══ DATASET RECORDS
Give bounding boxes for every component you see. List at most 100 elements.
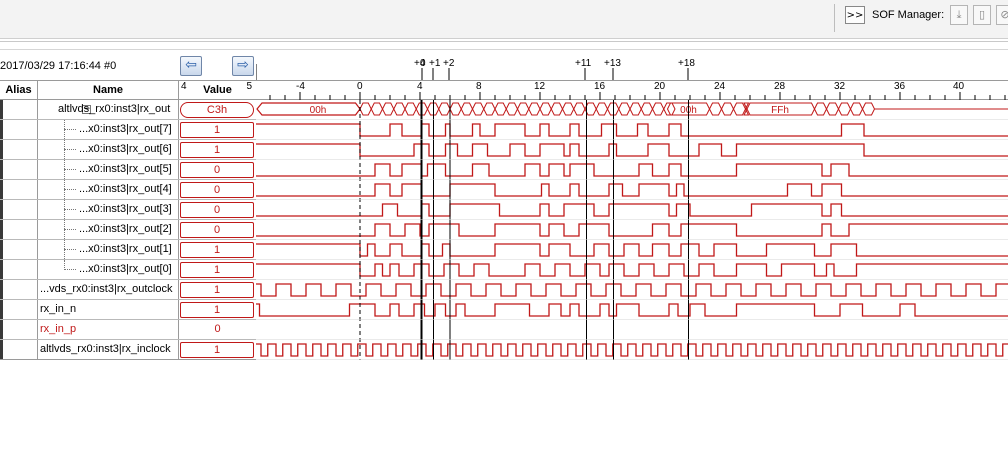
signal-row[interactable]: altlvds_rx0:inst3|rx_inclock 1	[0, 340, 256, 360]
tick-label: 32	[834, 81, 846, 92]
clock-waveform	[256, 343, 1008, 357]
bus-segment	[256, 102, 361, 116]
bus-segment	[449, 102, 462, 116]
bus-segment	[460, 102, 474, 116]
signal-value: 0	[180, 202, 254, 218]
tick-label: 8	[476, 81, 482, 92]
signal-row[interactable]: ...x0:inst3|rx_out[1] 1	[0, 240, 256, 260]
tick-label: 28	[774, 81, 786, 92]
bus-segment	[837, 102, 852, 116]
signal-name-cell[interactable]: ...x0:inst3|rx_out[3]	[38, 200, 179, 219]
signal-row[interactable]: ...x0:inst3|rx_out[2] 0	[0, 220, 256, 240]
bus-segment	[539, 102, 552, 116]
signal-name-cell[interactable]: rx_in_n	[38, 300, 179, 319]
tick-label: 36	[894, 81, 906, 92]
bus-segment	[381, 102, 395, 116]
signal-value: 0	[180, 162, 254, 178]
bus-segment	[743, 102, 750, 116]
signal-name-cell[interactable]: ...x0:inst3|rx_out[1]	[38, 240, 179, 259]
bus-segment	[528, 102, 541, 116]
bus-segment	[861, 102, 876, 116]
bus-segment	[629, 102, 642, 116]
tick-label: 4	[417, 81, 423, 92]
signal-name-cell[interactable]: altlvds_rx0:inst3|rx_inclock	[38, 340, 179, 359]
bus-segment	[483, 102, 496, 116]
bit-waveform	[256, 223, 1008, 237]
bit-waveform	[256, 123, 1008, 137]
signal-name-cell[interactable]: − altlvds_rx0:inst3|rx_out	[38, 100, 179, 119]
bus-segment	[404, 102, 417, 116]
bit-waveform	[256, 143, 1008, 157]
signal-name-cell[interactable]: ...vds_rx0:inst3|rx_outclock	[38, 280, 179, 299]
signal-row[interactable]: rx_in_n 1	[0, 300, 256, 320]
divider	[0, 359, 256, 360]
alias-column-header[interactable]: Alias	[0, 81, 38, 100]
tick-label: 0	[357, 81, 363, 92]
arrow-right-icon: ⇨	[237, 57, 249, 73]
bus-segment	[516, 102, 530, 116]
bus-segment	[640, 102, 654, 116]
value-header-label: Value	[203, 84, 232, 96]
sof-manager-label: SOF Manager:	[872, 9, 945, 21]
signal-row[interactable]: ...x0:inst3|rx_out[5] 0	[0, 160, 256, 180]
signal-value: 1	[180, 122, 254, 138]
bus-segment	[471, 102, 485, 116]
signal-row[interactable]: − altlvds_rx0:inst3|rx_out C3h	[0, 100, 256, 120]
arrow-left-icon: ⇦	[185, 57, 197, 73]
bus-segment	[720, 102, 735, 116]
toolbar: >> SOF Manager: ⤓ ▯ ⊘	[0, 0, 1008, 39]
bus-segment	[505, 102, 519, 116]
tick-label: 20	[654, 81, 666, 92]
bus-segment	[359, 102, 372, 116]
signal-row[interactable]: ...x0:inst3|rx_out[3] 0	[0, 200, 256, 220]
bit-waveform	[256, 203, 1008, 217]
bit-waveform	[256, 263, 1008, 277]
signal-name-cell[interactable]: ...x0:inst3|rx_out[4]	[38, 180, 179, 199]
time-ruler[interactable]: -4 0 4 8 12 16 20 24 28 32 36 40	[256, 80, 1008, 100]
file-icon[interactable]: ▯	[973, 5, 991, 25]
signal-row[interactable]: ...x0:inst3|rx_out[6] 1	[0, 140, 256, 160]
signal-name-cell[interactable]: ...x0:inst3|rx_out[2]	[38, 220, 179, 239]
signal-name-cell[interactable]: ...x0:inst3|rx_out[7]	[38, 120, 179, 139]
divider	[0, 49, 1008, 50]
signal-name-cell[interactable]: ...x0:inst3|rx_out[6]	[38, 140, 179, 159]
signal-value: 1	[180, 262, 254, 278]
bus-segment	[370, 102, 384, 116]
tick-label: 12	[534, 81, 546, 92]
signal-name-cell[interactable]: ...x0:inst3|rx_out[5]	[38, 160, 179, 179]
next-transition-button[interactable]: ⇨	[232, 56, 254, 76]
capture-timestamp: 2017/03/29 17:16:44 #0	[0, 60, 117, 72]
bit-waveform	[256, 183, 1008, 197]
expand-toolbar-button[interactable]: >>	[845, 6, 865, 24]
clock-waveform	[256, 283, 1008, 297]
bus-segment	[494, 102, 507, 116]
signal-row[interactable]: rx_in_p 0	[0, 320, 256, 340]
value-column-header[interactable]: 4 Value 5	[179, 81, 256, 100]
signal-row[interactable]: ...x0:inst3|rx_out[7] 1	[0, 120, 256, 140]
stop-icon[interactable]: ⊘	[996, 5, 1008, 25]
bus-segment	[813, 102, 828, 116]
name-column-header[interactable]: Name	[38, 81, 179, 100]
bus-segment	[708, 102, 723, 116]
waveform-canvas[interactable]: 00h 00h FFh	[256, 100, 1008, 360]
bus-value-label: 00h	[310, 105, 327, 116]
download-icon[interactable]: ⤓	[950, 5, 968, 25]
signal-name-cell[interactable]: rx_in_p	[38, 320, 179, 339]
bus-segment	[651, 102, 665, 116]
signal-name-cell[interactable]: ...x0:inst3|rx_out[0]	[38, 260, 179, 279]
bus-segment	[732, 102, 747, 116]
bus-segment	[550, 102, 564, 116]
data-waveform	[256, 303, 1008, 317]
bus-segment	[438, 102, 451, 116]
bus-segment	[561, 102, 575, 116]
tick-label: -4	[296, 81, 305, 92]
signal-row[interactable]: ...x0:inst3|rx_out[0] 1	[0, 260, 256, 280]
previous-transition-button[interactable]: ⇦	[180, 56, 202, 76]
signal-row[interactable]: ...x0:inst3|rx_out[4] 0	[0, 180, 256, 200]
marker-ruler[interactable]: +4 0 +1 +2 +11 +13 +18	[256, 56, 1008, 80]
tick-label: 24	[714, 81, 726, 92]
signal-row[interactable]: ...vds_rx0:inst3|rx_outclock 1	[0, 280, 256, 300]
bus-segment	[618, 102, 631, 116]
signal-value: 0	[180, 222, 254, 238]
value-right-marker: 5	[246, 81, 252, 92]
════
══ DATASET RECORDS
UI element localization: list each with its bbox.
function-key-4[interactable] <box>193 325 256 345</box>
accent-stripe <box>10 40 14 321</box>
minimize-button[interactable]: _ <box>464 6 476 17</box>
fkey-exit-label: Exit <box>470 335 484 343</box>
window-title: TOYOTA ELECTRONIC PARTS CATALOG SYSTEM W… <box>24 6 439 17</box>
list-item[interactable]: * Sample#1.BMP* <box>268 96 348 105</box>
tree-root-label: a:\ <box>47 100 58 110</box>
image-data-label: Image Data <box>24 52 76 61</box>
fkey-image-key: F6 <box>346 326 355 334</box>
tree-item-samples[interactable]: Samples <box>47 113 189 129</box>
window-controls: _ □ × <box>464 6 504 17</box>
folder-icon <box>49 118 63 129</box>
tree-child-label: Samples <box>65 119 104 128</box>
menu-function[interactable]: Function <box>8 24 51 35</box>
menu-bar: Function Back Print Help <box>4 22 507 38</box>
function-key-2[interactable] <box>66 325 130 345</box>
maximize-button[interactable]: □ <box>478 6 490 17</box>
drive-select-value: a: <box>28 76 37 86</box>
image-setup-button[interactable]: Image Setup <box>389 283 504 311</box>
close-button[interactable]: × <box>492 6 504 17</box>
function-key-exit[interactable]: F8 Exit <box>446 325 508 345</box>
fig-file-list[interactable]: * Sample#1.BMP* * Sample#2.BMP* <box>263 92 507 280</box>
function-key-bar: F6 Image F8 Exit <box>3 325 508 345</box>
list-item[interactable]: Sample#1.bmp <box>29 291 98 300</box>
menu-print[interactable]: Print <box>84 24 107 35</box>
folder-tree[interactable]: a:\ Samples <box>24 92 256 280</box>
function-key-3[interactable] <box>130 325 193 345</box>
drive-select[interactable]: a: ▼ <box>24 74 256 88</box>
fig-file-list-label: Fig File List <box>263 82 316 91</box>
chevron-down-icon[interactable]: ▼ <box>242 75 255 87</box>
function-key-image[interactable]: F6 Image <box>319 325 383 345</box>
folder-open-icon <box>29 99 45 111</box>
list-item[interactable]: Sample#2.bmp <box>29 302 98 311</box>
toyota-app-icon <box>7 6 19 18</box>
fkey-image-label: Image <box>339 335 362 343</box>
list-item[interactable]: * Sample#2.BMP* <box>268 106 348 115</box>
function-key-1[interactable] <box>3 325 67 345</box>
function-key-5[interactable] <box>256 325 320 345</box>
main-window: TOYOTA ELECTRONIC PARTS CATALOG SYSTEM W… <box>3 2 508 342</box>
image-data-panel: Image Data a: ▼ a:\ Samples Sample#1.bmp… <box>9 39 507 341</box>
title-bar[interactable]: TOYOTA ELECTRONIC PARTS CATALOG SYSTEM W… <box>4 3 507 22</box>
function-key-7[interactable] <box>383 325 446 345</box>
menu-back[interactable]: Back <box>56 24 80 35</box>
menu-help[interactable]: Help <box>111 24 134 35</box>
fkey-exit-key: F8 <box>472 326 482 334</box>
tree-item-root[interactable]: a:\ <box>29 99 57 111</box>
════
**TASK DETAILS**
Extract the data between the lines holding "340, 256, 360]" and "102, 852, 116]", inclusive, and repeat each line exactly as it appears.

**WRITTEN SOLUTION**
signal-row[interactable]: altlvds_rx0:inst3|rx_inclock 1	[0, 340, 256, 360]
tick-label: 32	[834, 81, 846, 92]
clock-waveform	[256, 343, 1008, 357]
bus-segment	[256, 102, 361, 116]
bus-segment	[449, 102, 462, 116]
bus-segment	[460, 102, 474, 116]
signal-value: 0	[180, 202, 254, 218]
tick-label: 8	[476, 81, 482, 92]
signal-row[interactable]: ...x0:inst3|rx_out[1] 1	[0, 240, 256, 260]
tick-label: 28	[774, 81, 786, 92]
bus-segment	[837, 102, 852, 116]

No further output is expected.